[Data records]
>>

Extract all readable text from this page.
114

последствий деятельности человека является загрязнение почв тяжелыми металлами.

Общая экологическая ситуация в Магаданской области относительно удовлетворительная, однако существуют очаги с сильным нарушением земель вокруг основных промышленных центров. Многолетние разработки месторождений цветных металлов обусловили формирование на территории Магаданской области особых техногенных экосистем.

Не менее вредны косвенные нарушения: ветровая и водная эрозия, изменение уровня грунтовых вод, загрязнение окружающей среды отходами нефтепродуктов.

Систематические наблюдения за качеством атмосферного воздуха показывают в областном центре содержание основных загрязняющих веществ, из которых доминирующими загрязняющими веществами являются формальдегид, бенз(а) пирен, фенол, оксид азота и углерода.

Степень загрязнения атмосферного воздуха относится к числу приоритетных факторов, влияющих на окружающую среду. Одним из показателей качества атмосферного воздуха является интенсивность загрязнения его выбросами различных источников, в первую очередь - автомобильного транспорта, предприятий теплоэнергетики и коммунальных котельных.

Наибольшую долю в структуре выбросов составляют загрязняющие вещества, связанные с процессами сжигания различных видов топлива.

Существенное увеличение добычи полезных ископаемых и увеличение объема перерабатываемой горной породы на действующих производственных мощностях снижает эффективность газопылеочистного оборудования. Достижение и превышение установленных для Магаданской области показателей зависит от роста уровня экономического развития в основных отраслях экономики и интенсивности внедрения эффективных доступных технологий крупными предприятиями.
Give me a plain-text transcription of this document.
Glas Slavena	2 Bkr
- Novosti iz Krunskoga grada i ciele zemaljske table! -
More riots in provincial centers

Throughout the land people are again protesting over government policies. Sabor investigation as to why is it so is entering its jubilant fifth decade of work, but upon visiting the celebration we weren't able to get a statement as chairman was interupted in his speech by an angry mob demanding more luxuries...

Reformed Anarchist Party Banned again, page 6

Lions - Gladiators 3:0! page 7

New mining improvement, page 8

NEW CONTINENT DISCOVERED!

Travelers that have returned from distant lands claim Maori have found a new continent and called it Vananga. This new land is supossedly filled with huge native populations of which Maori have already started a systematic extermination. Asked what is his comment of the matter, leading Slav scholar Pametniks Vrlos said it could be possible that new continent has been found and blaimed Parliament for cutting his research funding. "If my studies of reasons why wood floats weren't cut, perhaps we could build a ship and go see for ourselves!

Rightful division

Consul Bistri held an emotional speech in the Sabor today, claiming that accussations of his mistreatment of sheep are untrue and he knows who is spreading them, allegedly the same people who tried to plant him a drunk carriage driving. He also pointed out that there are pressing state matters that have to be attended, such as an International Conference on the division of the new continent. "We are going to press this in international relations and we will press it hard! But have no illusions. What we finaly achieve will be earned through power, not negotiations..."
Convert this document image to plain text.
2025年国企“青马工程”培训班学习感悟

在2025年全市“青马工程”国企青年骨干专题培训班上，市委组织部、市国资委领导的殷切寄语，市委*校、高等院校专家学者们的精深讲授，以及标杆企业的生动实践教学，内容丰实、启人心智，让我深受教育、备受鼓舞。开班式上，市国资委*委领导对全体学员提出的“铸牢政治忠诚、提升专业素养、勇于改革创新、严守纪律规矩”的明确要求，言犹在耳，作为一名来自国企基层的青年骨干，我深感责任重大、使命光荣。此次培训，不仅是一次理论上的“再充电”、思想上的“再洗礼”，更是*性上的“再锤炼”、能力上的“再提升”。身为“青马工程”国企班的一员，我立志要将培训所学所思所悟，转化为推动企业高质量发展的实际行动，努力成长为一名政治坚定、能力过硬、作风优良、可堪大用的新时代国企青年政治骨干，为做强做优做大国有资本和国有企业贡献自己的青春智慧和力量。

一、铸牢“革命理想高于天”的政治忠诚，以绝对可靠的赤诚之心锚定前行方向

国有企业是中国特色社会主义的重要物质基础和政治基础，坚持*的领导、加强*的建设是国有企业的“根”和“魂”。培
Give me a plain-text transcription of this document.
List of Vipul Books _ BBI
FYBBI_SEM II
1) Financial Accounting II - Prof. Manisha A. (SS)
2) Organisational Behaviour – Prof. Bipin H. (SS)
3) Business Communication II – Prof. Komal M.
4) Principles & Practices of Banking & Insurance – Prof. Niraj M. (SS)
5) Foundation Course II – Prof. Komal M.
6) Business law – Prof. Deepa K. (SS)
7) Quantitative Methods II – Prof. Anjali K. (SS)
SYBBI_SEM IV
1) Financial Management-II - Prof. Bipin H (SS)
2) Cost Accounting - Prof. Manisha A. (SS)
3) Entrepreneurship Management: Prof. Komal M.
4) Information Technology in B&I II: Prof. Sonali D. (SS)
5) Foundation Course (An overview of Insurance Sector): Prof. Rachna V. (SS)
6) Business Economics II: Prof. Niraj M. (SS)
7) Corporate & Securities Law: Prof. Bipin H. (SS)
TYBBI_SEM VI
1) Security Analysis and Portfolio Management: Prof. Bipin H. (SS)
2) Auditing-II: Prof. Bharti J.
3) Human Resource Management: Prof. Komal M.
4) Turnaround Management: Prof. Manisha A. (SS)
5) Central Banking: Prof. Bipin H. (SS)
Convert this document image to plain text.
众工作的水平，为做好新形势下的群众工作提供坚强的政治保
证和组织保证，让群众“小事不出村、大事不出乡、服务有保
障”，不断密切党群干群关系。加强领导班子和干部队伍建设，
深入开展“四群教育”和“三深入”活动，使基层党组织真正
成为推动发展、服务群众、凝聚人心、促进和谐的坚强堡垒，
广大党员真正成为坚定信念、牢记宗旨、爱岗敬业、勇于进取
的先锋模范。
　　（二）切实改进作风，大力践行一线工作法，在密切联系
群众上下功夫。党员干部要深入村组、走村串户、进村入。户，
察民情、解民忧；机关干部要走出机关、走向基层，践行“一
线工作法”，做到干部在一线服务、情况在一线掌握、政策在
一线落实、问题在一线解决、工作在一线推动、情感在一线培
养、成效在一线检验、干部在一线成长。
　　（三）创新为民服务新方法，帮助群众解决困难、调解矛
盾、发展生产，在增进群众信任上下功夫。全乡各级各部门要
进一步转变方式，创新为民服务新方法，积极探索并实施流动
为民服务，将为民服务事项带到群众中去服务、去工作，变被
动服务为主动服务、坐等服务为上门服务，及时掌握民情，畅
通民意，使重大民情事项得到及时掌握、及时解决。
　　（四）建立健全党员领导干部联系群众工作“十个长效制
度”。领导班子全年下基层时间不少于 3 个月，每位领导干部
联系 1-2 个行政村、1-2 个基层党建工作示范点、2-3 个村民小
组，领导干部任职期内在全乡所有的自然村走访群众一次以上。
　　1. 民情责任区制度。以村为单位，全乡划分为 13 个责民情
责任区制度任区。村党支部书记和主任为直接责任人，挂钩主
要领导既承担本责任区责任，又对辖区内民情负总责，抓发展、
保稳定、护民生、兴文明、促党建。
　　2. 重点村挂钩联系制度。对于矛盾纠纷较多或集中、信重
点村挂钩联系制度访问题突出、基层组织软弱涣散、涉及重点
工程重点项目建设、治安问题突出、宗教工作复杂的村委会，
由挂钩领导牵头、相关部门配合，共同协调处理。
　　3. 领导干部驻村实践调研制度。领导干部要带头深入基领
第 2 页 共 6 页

<<

- [INSTRUCTION]: Your task is to transcribe the listing above in full, exactly as given.

- [TASK OUTPUT]:
Extract all readable text from this page.
114

последствий деятельности человека является загрязнение почв тяжелыми металлами.

Общая экологическая ситуация в Магаданской области относительно удовлетворительная, однако существуют очаги с сильным нарушением земель вокруг основных промышленных центров. Многолетние разработки месторождений цветных металлов обусловили формирование на территории Магаданской области особых техногенных экосистем.

Не менее вредны косвенные нарушения: ветровая и водная эрозия, изменение уровня грунтовых вод, загрязнение окружающей среды отходами нефтепродуктов.

Систематические наблюдения за качеством атмосферного воздуха показывают в областном центре содержание основных загрязняющих веществ, из которых доминирующими загрязняющими веществами являются формальдегид, бенз(а) пирен, фенол, оксид азота и углерода.

Степень загрязнения атмосферного воздуха относится к числу приоритетных факторов, влияющих на окружающую среду. Одним из показателей качества атмосферного воздуха является интенсивность загрязнения его выбросами различных источников, в первую очередь - автомобильного транспорта, предприятий теплоэнергетики и коммунальных котельных.

Наибольшую долю в структуре выбросов составляют загрязняющие вещества, связанные с процессами сжигания различных видов топлива.

Существенное увеличение добычи полезных ископаемых и увеличение объема перерабатываемой горной породы на действующих производственных мощностях снижает эффективность газопылеочистного оборудования. Достижение и превышение установленных для Магаданской области показателей зависит от роста уровня экономического развития в основных отраслях экономики и интенсивности внедрения эффективных доступных технологий крупными предприятиями.
Give me a plain-text transcription of this document.
Glas Slavena	2 Bkr
- Novosti iz Krunskoga grada i ciele zemaljske table! -
More riots in provincial centers

Throughout the land people are again protesting over government policies. Sabor investigation as to why is it so is entering its jubilant fifth decade of work, but upon visiting the celebration we weren't able to get a statement as chairman was interupted in his speech by an angry mob demanding more luxuries...

Reformed Anarchist Party Banned again, page 6

Lions - Gladiators 3:0! page 7

New mining improvement, page 8

NEW CONTINENT DISCOVERED!

Travelers that have returned from distant lands claim Maori have found a new continent and called it Vananga. This new land is supossedly filled with huge native populations of which Maori have already started a systematic extermination. Asked what is his comment of the matter, leading Slav scholar Pametniks Vrlos said it could be possible that new continent has been found and blaimed Parliament for cutting his research funding. "If my studies of reasons why wood floats weren't cut, perhaps we could build a ship and go see for ourselves!

Rightful division

Consul Bistri held an emotional speech in the Sabor today, claiming that accussations of his mistreatment of sheep are untrue and he knows who is spreading them, allegedly the same people who tried to plant him a drunk carriage driving. He also pointed out that there are pressing state matters that have to be attended, such as an International Conference on the division of the new continent. "We are going to press this in international relations and we will press it hard! But have no illusions. What we finaly achieve will be earned through power, not negotiations..."
Convert this document image to plain text.
2025年国企“青马工程”培训班学习感悟

在2025年全市“青马工程”国企青年骨干专题培训班上，市委组织部、市国资委领导的殷切寄语，市委*校、高等院校专家学者们的精深讲授，以及标杆企业的生动实践教学，内容丰实、启人心智，让我深受教育、备受鼓舞。开班式上，市国资委*委领导对全体学员提出的“铸牢政治忠诚、提升专业素养、勇于改革创新、严守纪律规矩”的明确要求，言犹在耳，作为一名来自国企基层的青年骨干，我深感责任重大、使命光荣。此次培训，不仅是一次理论上的“再充电”、思想上的“再洗礼”，更是*性上的“再锤炼”、能力上的“再提升”。身为“青马工程”国企班的一员，我立志要将培训所学所思所悟，转化为推动企业高质量发展的实际行动，努力成长为一名政治坚定、能力过硬、作风优良、可堪大用的新时代国企青年政治骨干，为做强做优做大国有资本和国有企业贡献自己的青春智慧和力量。

一、铸牢“革命理想高于天”的政治忠诚，以绝对可靠的赤诚之心锚定前行方向

国有企业是中国特色社会主义的重要物质基础和政治基础，坚持*的领导、加强*的建设是国有企业的“根”和“魂”。培
Give me a plain-text transcription of this document.
List of Vipul Books _ BBI
FYBBI_SEM II
1) Financial Accounting II - Prof. Manisha A. (SS)
2) Organisational Behaviour – Prof. Bipin H. (SS)
3) Business Communication II – Prof. Komal M.
4) Principles & Practices of Banking & Insurance – Prof. Niraj M. (SS)
5) Foundation Course II – Prof. Komal M.
6) Business law – Prof. Deepa K. (SS)
7) Quantitative Methods II – Prof. Anjali K. (SS)
SYBBI_SEM IV
1) Financial Management-II - Prof. Bipin H (SS)
2) Cost Accounting - Prof. Manisha A. (SS)
3) Entrepreneurship Management: Prof. Komal M.
4) Information Technology in B&I II: Prof. Sonali D. (SS)
5) Foundation Course (An overview of Insurance Sector): Prof. Rachna V. (SS)
6) Business Economics II: Prof. Niraj M. (SS)
7) Corporate & Securities Law: Prof. Bipin H. (SS)
TYBBI_SEM VI
1) Security Analysis and Portfolio Management: Prof. Bipin H. (SS)
2) Auditing-II: Prof. Bharti J.
3) Human Resource Management: Prof. Komal M.
4) Turnaround Management: Prof. Manisha A. (SS)
5) Central Banking: Prof. Bipin H. (SS)
Convert this document image to plain text.
众工作的水平，为做好新形势下的群众工作提供坚强的政治保
证和组织保证，让群众“小事不出村、大事不出乡、服务有保
障”，不断密切党群干群关系。加强领导班子和干部队伍建设，
深入开展“四群教育”和“三深入”活动，使基层党组织真正
成为推动发展、服务群众、凝聚人心、促进和谐的坚强堡垒，
广大党员真正成为坚定信念、牢记宗旨、爱岗敬业、勇于进取
的先锋模范。
　　（二）切实改进作风，大力践行一线工作法，在密切联系
群众上下功夫。党员干部要深入村组、走村串户、进村入。户，
察民情、解民忧；机关干部要走出机关、走向基层，践行“一
线工作法”，做到干部在一线服务、情况在一线掌握、政策在
一线落实、问题在一线解决、工作在一线推动、情感在一线培
养、成效在一线检验、干部在一线成长。
　　（三）创新为民服务新方法，帮助群众解决困难、调解矛
盾、发展生产，在增进群众信任上下功夫。全乡各级各部门要
进一步转变方式，创新为民服务新方法，积极探索并实施流动
为民服务，将为民服务事项带到群众中去服务、去工作，变被
动服务为主动服务、坐等服务为上门服务，及时掌握民情，畅
通民意，使重大民情事项得到及时掌握、及时解决。
　　（四）建立健全党员领导干部联系群众工作“十个长效制
度”。领导班子全年下基层时间不少于 3 个月，每位领导干部
联系 1-2 个行政村、1-2 个基层党建工作示范点、2-3 个村民小
组，领导干部任职期内在全乡所有的自然村走访群众一次以上。
　　1. 民情责任区制度。以村为单位，全乡划分为 13 个责民情
责任区制度任区。村党支部书记和主任为直接责任人，挂钩主
要领导既承担本责任区责任，又对辖区内民情负总责，抓发展、
保稳定、护民生、兴文明、促党建。
　　2. 重点村挂钩联系制度。对于矛盾纠纷较多或集中、信重
点村挂钩联系制度访问题突出、基层组织软弱涣散、涉及重点
工程重点项目建设、治安问题突出、宗教工作复杂的村委会，
由挂钩领导牵头、相关部门配合，共同协调处理。
　　3. 领导干部驻村实践调研制度。领导干部要带头深入基领
第 2 页 共 6 页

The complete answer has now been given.